## begin

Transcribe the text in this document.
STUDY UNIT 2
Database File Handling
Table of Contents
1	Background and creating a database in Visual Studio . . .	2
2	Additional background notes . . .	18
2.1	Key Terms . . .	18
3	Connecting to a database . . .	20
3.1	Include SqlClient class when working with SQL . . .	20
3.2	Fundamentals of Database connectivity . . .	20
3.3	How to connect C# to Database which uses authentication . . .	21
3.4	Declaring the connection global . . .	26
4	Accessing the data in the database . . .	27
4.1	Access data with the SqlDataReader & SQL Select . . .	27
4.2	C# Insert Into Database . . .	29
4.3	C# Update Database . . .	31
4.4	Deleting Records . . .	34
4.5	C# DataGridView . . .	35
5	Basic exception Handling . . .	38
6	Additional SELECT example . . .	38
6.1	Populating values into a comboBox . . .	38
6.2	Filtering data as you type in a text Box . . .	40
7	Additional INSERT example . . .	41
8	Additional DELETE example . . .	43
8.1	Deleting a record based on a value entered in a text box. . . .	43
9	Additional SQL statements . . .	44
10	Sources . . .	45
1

## end

*Directions for this task:* Retype the data exactly as given.

*Reply:*
Transcribe the text in this document.
STUDY UNIT 2
Database File Handling
Table of Contents
1	Background and creating a database in Visual Studio . . .	2
2	Additional background notes . . .	18
2.1	Key Terms . . .	18
3	Connecting to a database . . .	20
3.1	Include SqlClient class when working with SQL . . .	20
3.2	Fundamentals of Database connectivity . . .	20
3.3	How to connect C# to Database which uses authentication . . .	21
3.4	Declaring the connection global . . .	26
4	Accessing the data in the database . . .	27
4.1	Access data with the SqlDataReader & SQL Select . . .	27
4.2	C# Insert Into Database . . .	29
4.3	C# Update Database . . .	31
4.4	Deleting Records . . .	34
4.5	C# DataGridView . . .	35
5	Basic exception Handling . . .	38
6	Additional SELECT example . . .	38
6.1	Populating values into a comboBox . . .	38
6.2	Filtering data as you type in a text Box . . .	40
7	Additional INSERT example . . .	41
8	Additional DELETE example . . .	43
8.1	Deleting a record based on a value entered in a text box. . . .	43
9	Additional SQL statements . . .	44
10	Sources . . .	45
1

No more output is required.